◆ ACTION ITEM
Look for the word "Coriobacteriia" in the data below, and copy every line that holds it.

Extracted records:
::::::::

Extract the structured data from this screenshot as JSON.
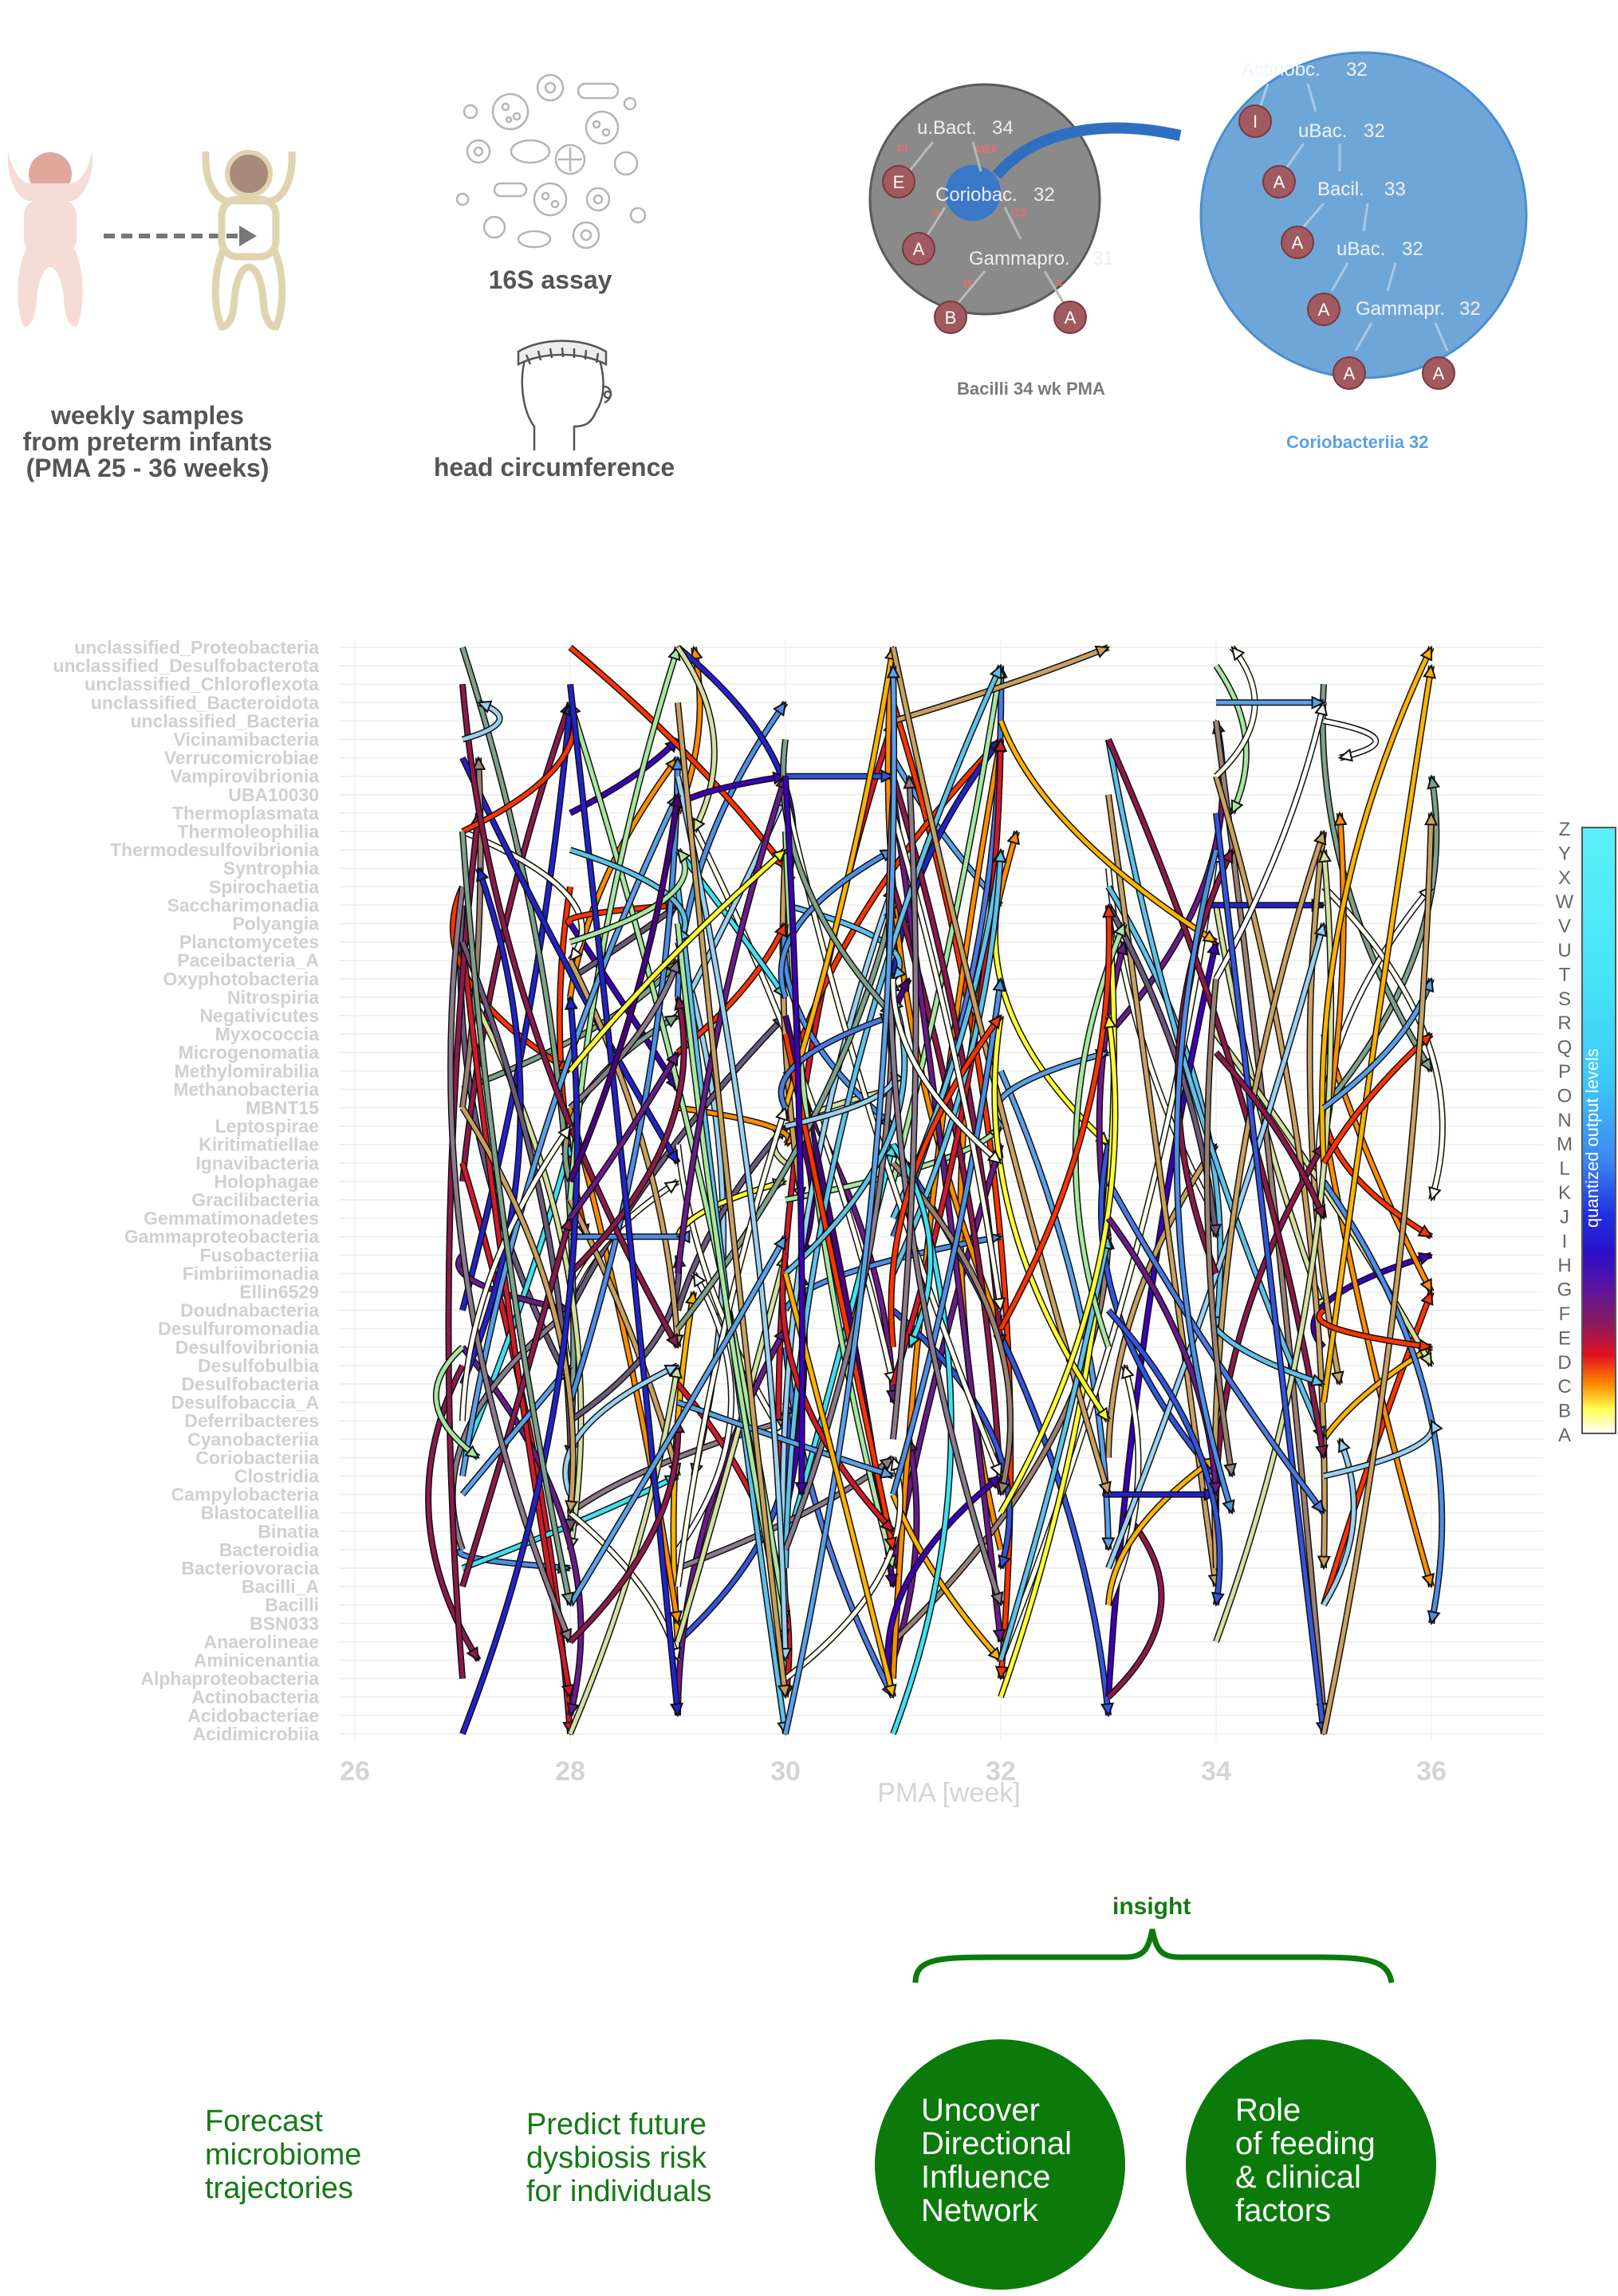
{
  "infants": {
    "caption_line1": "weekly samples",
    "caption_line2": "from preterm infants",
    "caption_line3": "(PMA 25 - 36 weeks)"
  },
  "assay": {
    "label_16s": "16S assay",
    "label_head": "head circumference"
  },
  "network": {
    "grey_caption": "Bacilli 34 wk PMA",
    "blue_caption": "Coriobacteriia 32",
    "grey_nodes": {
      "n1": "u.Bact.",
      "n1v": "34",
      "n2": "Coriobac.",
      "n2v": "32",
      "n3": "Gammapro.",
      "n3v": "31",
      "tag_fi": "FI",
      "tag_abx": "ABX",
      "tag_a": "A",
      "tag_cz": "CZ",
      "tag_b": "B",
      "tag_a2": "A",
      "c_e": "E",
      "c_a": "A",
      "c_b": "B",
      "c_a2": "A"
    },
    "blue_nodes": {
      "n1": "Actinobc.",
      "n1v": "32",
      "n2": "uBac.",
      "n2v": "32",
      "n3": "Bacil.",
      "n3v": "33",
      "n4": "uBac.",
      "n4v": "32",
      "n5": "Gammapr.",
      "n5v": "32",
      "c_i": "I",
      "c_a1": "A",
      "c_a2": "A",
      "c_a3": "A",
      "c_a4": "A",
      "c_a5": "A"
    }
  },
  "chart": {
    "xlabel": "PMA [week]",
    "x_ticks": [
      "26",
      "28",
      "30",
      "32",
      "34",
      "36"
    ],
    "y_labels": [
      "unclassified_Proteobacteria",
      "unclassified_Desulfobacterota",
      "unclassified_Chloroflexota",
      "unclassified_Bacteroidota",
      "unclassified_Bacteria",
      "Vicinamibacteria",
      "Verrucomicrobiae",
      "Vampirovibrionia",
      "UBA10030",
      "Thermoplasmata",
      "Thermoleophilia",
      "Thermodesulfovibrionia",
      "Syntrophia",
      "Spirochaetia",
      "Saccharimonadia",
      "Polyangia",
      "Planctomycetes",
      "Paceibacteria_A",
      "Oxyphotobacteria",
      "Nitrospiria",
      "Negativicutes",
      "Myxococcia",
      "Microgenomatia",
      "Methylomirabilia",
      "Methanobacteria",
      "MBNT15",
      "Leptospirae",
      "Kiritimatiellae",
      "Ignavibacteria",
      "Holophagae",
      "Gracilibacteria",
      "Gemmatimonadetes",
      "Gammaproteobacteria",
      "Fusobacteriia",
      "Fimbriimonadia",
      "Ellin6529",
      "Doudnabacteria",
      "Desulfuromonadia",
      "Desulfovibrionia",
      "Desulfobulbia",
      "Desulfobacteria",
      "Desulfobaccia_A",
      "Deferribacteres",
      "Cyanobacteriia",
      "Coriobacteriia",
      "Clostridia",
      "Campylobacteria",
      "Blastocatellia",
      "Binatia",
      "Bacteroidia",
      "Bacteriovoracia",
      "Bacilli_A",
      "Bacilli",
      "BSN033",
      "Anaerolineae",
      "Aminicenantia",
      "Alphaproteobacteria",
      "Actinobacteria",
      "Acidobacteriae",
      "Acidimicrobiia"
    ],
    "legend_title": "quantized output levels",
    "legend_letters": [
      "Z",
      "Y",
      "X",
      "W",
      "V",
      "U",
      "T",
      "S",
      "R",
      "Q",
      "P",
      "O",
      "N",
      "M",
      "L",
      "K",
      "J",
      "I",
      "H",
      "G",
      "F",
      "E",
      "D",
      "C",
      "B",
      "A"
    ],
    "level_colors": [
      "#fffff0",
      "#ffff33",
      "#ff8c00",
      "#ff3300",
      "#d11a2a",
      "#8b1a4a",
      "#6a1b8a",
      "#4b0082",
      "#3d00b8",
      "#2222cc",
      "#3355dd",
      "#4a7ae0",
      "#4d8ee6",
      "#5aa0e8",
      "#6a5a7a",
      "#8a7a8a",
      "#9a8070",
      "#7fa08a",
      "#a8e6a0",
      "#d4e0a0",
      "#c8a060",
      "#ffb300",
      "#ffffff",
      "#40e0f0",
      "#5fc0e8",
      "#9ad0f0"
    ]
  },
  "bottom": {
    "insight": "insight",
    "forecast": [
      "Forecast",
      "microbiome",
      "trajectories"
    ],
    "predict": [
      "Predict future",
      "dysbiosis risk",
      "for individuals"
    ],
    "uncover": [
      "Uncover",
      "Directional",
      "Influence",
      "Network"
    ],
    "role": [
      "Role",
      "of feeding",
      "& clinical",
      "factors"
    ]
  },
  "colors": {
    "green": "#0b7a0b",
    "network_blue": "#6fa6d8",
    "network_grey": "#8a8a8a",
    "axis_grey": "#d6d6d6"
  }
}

::::::::

◆ RESPONSE TO THE TASK
    "blue_caption": "Coriobacteriia 32",
      "Coriobacteriia",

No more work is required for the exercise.